### EXERCISE TASK
What is the number of lines holding the word "screenshot"? Write that number and nothing else.

### MATERIAL FOR THIS EXERCISE
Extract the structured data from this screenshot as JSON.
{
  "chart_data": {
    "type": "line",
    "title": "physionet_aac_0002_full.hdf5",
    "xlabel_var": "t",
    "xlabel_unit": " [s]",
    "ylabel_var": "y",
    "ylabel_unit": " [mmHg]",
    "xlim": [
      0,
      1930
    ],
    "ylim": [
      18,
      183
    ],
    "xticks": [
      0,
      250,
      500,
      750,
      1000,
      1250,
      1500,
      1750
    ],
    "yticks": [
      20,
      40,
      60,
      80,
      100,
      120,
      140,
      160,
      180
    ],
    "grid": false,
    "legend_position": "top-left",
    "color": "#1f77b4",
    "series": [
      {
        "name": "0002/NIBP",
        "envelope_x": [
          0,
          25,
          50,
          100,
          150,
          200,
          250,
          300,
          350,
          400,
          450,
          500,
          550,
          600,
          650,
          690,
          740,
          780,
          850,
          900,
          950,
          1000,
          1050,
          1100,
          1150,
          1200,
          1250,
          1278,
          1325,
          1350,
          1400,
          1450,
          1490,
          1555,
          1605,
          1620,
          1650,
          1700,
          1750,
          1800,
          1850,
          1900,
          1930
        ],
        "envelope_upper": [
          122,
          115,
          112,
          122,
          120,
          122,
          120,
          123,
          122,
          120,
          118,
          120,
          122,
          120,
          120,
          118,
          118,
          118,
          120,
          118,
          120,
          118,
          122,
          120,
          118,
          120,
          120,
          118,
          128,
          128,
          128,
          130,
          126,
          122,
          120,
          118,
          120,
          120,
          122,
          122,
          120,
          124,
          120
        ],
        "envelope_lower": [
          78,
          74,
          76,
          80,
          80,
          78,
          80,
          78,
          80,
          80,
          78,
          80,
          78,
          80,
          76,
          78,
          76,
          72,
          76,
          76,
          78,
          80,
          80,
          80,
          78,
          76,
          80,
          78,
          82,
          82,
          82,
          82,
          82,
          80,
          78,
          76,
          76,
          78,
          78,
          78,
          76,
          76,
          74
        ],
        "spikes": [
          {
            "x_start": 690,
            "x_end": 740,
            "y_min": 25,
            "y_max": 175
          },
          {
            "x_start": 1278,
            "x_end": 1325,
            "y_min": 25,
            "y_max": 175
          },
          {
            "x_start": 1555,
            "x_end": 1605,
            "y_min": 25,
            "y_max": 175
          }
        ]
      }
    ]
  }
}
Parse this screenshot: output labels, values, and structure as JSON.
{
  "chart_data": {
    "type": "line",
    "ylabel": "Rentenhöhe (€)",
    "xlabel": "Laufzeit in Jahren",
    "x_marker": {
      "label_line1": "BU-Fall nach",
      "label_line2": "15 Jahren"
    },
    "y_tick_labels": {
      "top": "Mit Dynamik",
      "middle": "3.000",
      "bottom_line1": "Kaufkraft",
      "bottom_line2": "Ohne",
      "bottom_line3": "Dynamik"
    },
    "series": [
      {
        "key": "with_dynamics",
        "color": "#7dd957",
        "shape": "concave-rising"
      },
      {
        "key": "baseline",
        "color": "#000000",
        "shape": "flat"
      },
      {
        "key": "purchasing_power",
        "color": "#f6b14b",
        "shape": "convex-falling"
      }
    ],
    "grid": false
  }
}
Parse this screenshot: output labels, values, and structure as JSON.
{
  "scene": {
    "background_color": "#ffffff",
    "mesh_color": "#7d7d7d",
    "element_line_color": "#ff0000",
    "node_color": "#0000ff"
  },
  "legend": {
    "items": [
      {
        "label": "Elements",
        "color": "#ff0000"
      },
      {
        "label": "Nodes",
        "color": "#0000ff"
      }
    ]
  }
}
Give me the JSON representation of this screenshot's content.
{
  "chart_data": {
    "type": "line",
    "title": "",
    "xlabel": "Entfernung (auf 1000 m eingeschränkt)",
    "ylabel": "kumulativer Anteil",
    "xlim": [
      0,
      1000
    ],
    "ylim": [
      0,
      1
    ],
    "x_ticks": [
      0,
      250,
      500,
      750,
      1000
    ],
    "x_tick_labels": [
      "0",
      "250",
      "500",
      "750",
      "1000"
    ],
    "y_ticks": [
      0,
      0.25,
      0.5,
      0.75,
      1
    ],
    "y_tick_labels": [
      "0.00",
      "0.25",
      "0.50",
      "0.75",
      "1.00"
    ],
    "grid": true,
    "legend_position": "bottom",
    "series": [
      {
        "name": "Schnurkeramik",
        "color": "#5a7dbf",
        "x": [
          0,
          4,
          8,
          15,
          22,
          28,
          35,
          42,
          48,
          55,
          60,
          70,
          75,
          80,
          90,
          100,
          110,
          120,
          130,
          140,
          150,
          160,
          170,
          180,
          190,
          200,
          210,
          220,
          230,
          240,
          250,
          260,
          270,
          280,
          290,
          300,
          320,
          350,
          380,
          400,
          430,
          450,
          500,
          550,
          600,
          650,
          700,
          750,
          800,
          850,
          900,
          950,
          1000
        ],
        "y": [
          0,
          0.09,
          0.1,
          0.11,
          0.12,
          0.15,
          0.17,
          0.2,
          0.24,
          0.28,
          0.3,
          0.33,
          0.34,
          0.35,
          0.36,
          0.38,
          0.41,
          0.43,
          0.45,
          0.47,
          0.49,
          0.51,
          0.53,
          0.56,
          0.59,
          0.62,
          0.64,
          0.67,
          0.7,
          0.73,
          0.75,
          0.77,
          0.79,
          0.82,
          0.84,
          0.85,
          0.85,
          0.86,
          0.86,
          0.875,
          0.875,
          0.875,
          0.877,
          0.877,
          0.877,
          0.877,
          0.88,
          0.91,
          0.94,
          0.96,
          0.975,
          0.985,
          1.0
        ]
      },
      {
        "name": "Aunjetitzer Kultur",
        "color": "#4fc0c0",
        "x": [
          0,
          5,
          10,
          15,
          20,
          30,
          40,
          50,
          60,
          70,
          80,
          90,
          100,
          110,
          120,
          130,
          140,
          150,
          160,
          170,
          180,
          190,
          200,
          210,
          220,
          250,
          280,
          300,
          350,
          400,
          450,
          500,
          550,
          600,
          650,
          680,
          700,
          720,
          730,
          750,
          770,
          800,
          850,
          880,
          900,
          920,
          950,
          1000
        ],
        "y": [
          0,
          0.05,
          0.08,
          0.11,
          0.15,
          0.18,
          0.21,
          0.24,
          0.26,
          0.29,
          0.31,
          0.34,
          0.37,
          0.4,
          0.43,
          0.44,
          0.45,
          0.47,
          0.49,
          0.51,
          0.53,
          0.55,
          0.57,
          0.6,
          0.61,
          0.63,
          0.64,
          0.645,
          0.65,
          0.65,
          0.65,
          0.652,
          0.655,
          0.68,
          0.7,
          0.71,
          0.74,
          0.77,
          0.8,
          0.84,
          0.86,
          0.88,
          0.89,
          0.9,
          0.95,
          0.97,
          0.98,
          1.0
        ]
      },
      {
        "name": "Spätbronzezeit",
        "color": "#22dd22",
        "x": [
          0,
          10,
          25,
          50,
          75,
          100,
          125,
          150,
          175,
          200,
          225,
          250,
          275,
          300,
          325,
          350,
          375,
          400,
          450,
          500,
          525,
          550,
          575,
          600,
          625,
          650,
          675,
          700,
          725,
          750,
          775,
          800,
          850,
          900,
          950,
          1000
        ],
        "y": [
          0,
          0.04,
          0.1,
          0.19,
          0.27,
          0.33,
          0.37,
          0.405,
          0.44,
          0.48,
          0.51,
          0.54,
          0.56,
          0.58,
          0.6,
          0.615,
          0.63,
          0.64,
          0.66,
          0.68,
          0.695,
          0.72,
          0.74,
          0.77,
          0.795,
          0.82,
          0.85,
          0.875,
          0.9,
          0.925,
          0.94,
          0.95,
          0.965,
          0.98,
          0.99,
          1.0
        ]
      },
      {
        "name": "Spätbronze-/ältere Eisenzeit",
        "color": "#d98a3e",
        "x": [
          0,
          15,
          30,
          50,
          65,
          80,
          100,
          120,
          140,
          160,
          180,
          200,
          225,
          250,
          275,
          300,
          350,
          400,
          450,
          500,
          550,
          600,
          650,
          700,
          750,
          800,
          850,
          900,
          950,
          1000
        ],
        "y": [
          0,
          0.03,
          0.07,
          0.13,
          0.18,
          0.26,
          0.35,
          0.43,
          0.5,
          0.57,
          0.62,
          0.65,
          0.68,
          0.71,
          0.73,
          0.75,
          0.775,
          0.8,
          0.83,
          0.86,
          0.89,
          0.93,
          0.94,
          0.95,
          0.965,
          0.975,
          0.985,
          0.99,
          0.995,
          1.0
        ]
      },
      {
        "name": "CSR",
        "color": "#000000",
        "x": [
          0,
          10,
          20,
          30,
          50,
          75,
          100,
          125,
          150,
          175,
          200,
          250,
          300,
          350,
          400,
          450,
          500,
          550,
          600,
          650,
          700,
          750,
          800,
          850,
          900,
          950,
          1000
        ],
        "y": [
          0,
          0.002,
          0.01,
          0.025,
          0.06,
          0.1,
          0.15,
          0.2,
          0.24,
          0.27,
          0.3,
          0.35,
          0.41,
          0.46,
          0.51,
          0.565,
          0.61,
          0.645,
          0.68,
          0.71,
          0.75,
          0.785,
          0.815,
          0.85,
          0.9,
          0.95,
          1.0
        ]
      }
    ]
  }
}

### SOLUTION TO THIS PROBLEM
4